Chart and figure data
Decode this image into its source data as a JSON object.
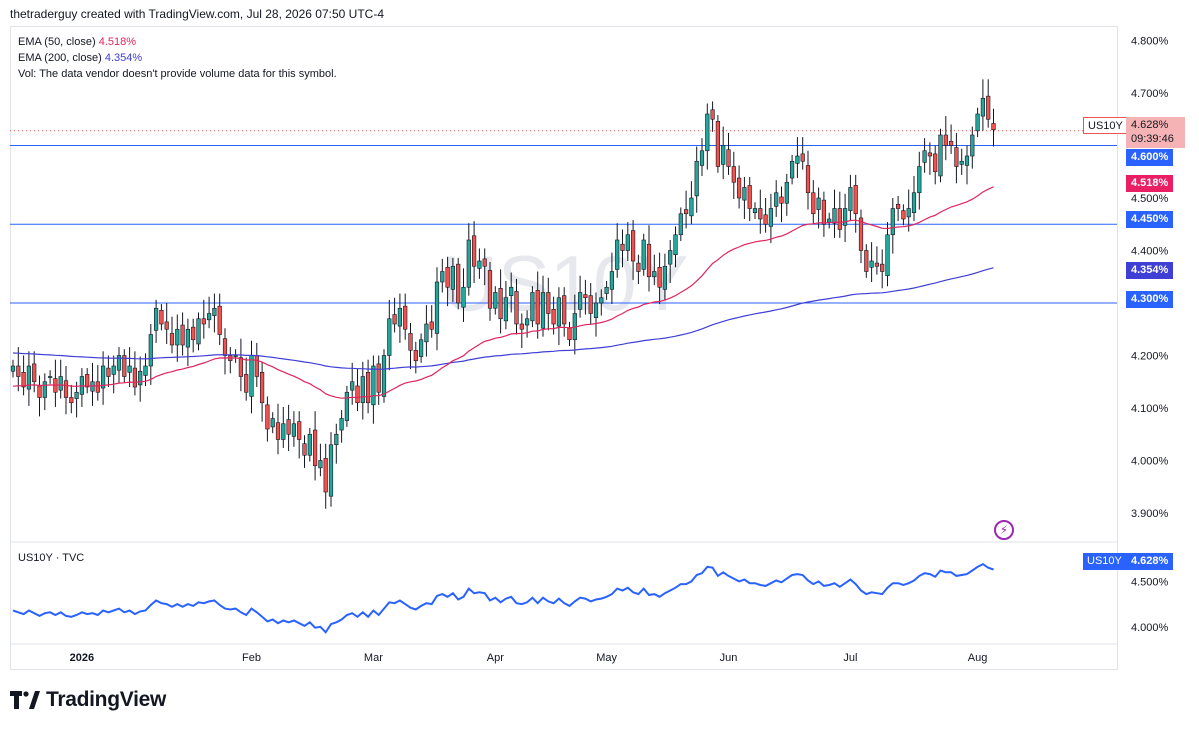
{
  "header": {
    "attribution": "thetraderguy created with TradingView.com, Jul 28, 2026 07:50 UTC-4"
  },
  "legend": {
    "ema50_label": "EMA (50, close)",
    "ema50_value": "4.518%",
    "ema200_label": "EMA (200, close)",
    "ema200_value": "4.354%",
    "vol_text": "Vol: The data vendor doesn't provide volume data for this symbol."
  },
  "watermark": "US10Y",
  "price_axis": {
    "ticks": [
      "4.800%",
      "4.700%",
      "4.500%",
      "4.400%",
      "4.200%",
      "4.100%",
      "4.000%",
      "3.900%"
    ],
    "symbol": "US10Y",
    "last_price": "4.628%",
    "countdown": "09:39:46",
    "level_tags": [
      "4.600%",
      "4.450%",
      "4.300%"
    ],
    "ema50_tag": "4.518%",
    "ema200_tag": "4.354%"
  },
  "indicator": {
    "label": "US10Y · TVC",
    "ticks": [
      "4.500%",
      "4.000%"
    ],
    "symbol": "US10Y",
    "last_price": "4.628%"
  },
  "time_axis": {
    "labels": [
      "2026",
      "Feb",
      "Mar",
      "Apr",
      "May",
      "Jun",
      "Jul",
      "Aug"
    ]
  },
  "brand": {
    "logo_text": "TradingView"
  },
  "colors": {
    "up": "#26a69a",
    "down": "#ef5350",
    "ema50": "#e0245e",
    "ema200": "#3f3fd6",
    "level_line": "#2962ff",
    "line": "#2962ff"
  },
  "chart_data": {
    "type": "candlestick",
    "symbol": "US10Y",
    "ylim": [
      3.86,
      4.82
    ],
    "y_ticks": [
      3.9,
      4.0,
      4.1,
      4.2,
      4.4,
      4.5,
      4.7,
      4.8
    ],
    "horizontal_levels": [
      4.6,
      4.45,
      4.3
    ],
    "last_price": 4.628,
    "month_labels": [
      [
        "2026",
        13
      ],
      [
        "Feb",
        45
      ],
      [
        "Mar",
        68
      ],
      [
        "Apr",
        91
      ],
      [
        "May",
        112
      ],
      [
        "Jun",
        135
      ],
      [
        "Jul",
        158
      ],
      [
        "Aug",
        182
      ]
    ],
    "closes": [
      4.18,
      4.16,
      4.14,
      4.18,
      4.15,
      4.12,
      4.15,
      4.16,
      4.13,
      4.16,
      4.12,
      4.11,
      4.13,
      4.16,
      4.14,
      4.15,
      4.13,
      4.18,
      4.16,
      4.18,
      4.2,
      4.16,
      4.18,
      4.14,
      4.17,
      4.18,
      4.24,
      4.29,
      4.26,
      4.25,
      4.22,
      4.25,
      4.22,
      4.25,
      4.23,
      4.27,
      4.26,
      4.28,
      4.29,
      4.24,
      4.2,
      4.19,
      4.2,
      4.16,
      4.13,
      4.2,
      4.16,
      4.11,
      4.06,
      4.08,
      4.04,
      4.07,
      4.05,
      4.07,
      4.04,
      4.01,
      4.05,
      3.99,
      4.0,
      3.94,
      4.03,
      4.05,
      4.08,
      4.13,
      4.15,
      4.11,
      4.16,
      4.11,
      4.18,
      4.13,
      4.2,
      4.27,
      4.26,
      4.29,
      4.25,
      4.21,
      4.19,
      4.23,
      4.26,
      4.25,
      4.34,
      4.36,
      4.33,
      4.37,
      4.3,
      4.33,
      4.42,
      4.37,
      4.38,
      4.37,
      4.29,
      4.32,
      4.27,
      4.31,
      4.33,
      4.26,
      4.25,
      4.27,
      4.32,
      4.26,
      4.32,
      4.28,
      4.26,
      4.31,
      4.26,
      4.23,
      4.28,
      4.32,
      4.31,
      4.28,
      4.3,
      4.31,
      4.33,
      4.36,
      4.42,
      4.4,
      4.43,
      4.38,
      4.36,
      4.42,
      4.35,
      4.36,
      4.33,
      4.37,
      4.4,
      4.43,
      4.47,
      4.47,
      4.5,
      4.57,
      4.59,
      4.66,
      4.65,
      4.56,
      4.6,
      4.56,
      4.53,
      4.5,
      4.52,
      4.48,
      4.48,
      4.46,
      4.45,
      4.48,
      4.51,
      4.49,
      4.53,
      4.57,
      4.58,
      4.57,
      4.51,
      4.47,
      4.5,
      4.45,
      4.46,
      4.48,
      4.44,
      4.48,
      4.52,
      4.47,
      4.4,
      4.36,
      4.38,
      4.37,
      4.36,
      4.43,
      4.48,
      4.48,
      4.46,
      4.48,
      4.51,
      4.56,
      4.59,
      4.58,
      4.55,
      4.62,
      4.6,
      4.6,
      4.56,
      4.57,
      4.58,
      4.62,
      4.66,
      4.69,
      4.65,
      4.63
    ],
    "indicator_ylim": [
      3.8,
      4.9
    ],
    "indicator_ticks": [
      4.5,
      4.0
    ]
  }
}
==
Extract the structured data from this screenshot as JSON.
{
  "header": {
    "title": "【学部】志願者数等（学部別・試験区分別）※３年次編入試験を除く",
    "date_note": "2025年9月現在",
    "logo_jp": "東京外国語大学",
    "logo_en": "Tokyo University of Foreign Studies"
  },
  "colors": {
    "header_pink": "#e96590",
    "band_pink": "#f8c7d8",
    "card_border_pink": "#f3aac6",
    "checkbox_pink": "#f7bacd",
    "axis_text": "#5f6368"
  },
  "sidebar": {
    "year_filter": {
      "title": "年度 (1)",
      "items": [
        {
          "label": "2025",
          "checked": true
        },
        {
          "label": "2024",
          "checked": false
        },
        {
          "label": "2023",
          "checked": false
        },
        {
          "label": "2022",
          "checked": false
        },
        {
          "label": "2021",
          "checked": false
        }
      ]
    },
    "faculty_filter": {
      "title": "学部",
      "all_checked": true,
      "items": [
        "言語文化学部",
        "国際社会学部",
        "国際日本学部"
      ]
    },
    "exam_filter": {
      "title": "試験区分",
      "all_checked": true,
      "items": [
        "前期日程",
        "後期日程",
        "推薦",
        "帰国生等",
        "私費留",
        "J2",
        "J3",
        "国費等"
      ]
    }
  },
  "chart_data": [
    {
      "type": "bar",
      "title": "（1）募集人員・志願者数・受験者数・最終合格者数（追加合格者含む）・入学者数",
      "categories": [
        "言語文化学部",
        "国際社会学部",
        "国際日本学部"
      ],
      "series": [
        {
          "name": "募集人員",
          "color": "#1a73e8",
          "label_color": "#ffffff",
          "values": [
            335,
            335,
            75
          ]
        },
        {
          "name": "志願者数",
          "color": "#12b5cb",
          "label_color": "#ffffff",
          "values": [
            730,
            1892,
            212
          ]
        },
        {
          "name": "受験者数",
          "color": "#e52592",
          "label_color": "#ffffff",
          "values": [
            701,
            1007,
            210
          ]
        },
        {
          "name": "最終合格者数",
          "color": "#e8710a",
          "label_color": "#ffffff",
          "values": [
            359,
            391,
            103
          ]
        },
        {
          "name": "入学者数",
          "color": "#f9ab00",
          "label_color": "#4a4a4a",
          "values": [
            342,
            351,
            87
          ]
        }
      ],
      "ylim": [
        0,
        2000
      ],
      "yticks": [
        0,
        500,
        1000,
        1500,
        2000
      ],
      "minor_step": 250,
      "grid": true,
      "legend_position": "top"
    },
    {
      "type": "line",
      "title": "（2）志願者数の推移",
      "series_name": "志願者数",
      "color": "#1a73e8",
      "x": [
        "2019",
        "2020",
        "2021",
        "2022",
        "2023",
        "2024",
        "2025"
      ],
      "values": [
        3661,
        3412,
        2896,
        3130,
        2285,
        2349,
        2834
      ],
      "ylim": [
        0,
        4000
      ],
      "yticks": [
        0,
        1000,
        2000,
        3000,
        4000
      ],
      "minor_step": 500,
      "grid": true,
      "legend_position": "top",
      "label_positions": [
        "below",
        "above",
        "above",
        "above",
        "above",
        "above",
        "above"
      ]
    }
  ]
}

# Description of the task
Count every line bearing the word "募集人員"; report the total only.

# Full solution
2